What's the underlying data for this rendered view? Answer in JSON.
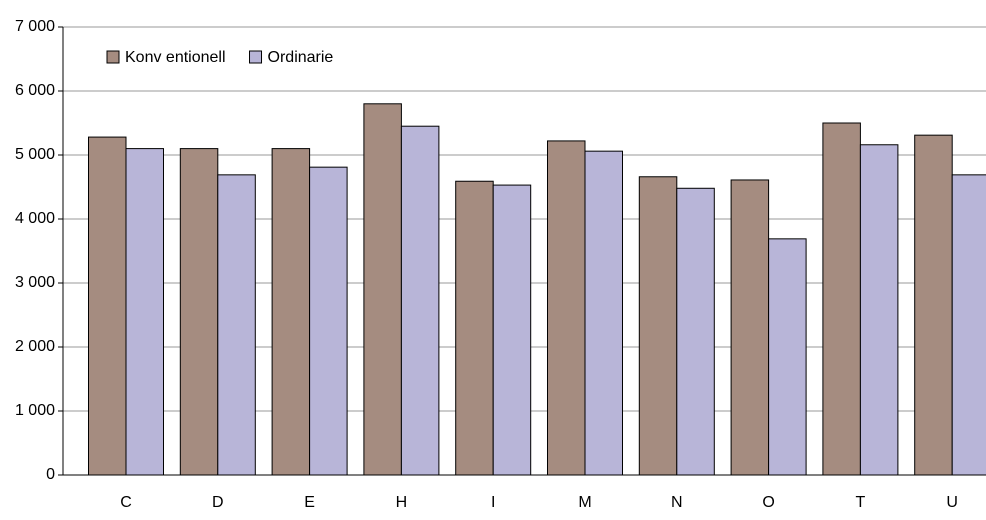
{
  "chart_data": {
    "type": "bar",
    "categories": [
      "C",
      "D",
      "E",
      "H",
      "I",
      "M",
      "N",
      "O",
      "T",
      "U"
    ],
    "series": [
      {
        "name": "Konv entionell",
        "color": "#a58c80",
        "values": [
          5280,
          5100,
          5100,
          5800,
          4590,
          5220,
          4660,
          4610,
          5500,
          5310
        ]
      },
      {
        "name": "Ordinarie",
        "color": "#b8b5d8",
        "values": [
          5100,
          4690,
          4810,
          5450,
          4530,
          5060,
          4480,
          3690,
          5160,
          4690
        ]
      }
    ],
    "ylim": [
      0,
      7000
    ],
    "yticks": [
      {
        "value": 0,
        "label": "0"
      },
      {
        "value": 1000,
        "label": "1 000"
      },
      {
        "value": 2000,
        "label": "2 000"
      },
      {
        "value": 3000,
        "label": "3 000"
      },
      {
        "value": 4000,
        "label": "4 000"
      },
      {
        "value": 5000,
        "label": "5 000"
      },
      {
        "value": 6000,
        "label": "6 000"
      },
      {
        "value": 7000,
        "label": "7 000"
      }
    ],
    "grid": true
  }
}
§ §
- Task details -
Copy each line above that contains the word "label".

- Output below -
        "label": "0"
        "label": "1 000"
        "label": "2 000"
        "label": "3 000"
        "label": "4 000"
        "label": "5 000"
        "label": "6 000"
        "label": "7 000"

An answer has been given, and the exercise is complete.